▸ **BRIEF**
Exactly reproduce all the records, keeping pictures out of the copy.

··· INPUT ROWS ···

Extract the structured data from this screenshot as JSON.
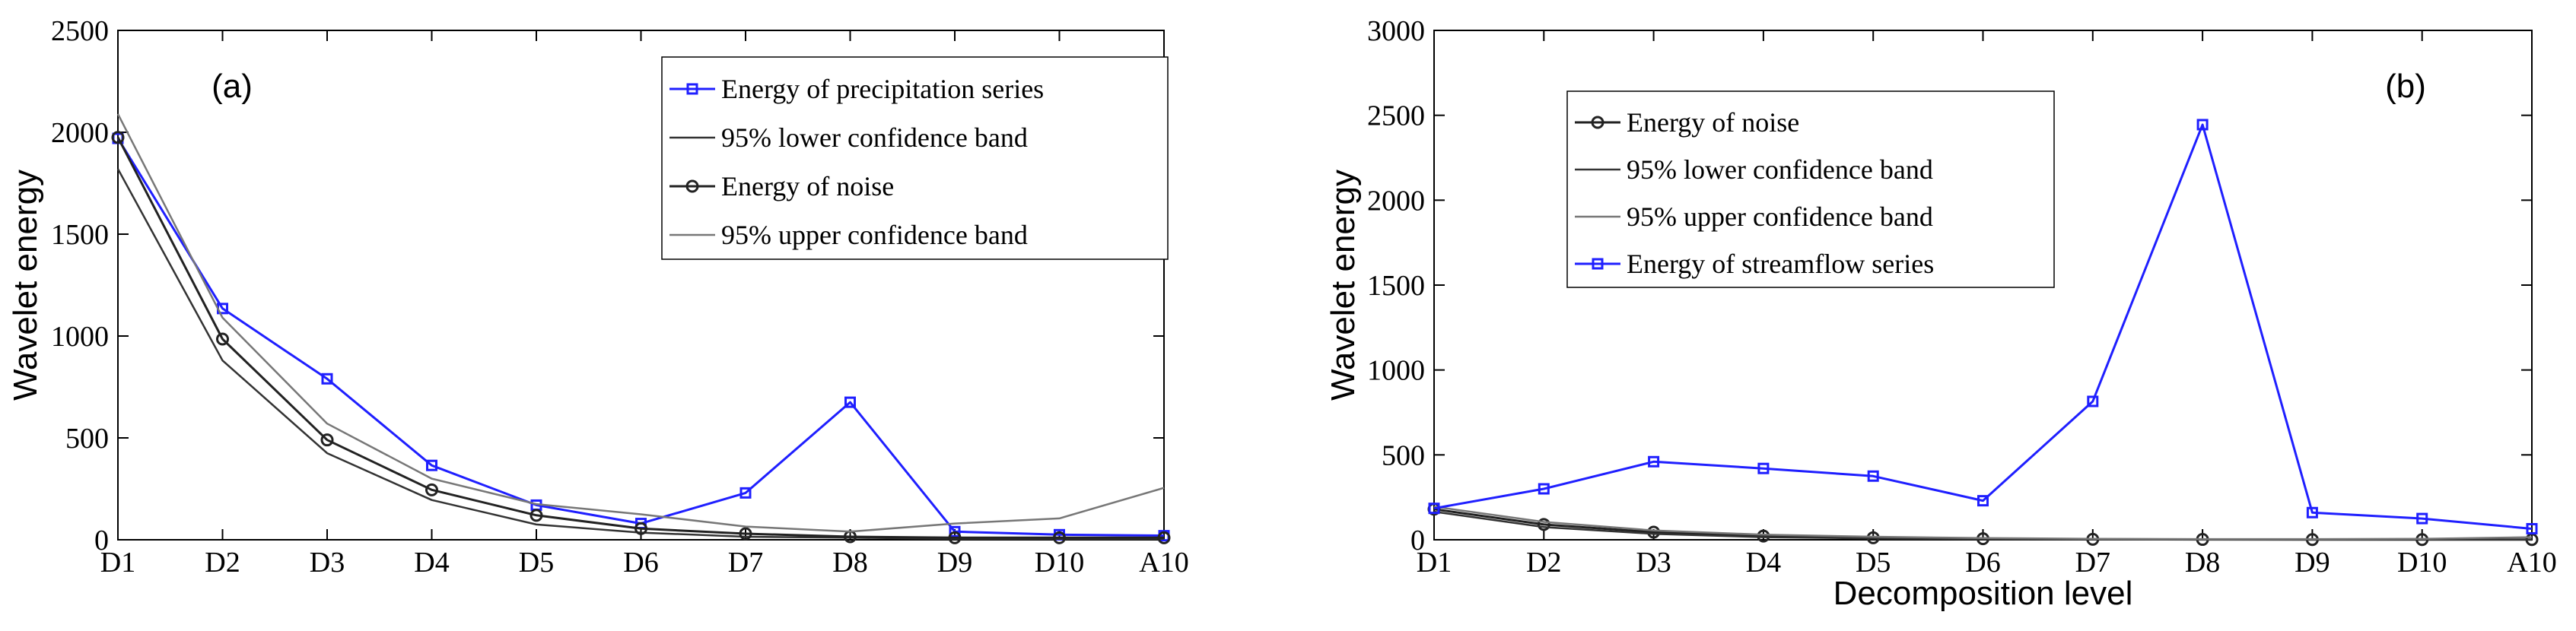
{
  "chart_data": [
    {
      "type": "line",
      "panel_label": "(a)",
      "categories": [
        "D1",
        "D2",
        "D3",
        "D4",
        "D5",
        "D6",
        "D7",
        "D8",
        "D9",
        "D10",
        "A10"
      ],
      "ylabel": "Wavelet energy",
      "xlabel": "",
      "ylim": [
        0,
        2500
      ],
      "yticks": [
        0,
        500,
        1000,
        1500,
        2000,
        2500
      ],
      "legend_position": "top-right",
      "series": [
        {
          "name": "Energy of precipitation series",
          "color": "#1f1fff",
          "marker": "square",
          "values": [
            1970,
            1135,
            790,
            365,
            170,
            80,
            230,
            675,
            40,
            25,
            20
          ]
        },
        {
          "name": "95% lower confidence band",
          "color": "#333333",
          "marker": "none",
          "values": [
            1820,
            880,
            425,
            195,
            75,
            35,
            15,
            10,
            5,
            5,
            5
          ]
        },
        {
          "name": "Energy of noise",
          "color": "#222222",
          "marker": "circle",
          "values": [
            1975,
            985,
            490,
            245,
            120,
            55,
            30,
            15,
            10,
            10,
            10
          ]
        },
        {
          "name": "95% upper confidence band",
          "color": "#777777",
          "marker": "none",
          "values": [
            2090,
            1090,
            570,
            300,
            175,
            125,
            65,
            40,
            80,
            105,
            255
          ]
        }
      ]
    },
    {
      "type": "line",
      "panel_label": "(b)",
      "categories": [
        "D1",
        "D2",
        "D3",
        "D4",
        "D5",
        "D6",
        "D7",
        "D8",
        "D9",
        "D10",
        "A10"
      ],
      "ylabel": "Wavelet energy",
      "xlabel": "Decomposition level",
      "ylim": [
        0,
        3000
      ],
      "yticks": [
        0,
        500,
        1000,
        1500,
        2000,
        2500,
        3000
      ],
      "legend_position": "top-left",
      "series": [
        {
          "name": "Energy of noise",
          "color": "#222222",
          "marker": "circle",
          "values": [
            180,
            90,
            45,
            22,
            12,
            6,
            3,
            2,
            1,
            1,
            1
          ]
        },
        {
          "name": "95% lower confidence band",
          "color": "#333333",
          "marker": "none",
          "values": [
            165,
            75,
            35,
            15,
            8,
            4,
            2,
            1,
            1,
            1,
            1
          ]
        },
        {
          "name": "95% upper confidence band",
          "color": "#777777",
          "marker": "none",
          "values": [
            195,
            105,
            55,
            30,
            18,
            10,
            6,
            4,
            4,
            6,
            15
          ]
        },
        {
          "name": "Energy of streamflow series",
          "color": "#1f1fff",
          "marker": "square",
          "values": [
            185,
            300,
            460,
            420,
            375,
            230,
            815,
            2445,
            160,
            125,
            65
          ]
        }
      ]
    }
  ]
}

···

▸ **SOLUTION TO THE PROBLEM**
Extract the structured data from this screenshot as JSON.
{
  "chart_data": [
    {
      "type": "line",
      "panel_label": "(a)",
      "categories": [
        "D1",
        "D2",
        "D3",
        "D4",
        "D5",
        "D6",
        "D7",
        "D8",
        "D9",
        "D10",
        "A10"
      ],
      "ylabel": "Wavelet energy",
      "xlabel": "",
      "ylim": [
        0,
        2500
      ],
      "yticks": [
        0,
        500,
        1000,
        1500,
        2000,
        2500
      ],
      "legend_position": "top-right",
      "series": [
        {
          "name": "Energy of precipitation series",
          "color": "#1f1fff",
          "marker": "square",
          "values": [
            1970,
            1135,
            790,
            365,
            170,
            80,
            230,
            675,
            40,
            25,
            20
          ]
        },
        {
          "name": "95% lower confidence band",
          "color": "#333333",
          "marker": "none",
          "values": [
            1820,
            880,
            425,
            195,
            75,
            35,
            15,
            10,
            5,
            5,
            5
          ]
        },
        {
          "name": "Energy of noise",
          "color": "#222222",
          "marker": "circle",
          "values": [
            1975,
            985,
            490,
            245,
            120,
            55,
            30,
            15,
            10,
            10,
            10
          ]
        },
        {
          "name": "95% upper confidence band",
          "color": "#777777",
          "marker": "none",
          "values": [
            2090,
            1090,
            570,
            300,
            175,
            125,
            65,
            40,
            80,
            105,
            255
          ]
        }
      ]
    },
    {
      "type": "line",
      "panel_label": "(b)",
      "categories": [
        "D1",
        "D2",
        "D3",
        "D4",
        "D5",
        "D6",
        "D7",
        "D8",
        "D9",
        "D10",
        "A10"
      ],
      "ylabel": "Wavelet energy",
      "xlabel": "Decomposition level",
      "ylim": [
        0,
        3000
      ],
      "yticks": [
        0,
        500,
        1000,
        1500,
        2000,
        2500,
        3000
      ],
      "legend_position": "top-left",
      "series": [
        {
          "name": "Energy of noise",
          "color": "#222222",
          "marker": "circle",
          "values": [
            180,
            90,
            45,
            22,
            12,
            6,
            3,
            2,
            1,
            1,
            1
          ]
        },
        {
          "name": "95% lower confidence band",
          "color": "#333333",
          "marker": "none",
          "values": [
            165,
            75,
            35,
            15,
            8,
            4,
            2,
            1,
            1,
            1,
            1
          ]
        },
        {
          "name": "95% upper confidence band",
          "color": "#777777",
          "marker": "none",
          "values": [
            195,
            105,
            55,
            30,
            18,
            10,
            6,
            4,
            4,
            6,
            15
          ]
        },
        {
          "name": "Energy of streamflow series",
          "color": "#1f1fff",
          "marker": "square",
          "values": [
            185,
            300,
            460,
            420,
            375,
            230,
            815,
            2445,
            160,
            125,
            65
          ]
        }
      ]
    }
  ]
}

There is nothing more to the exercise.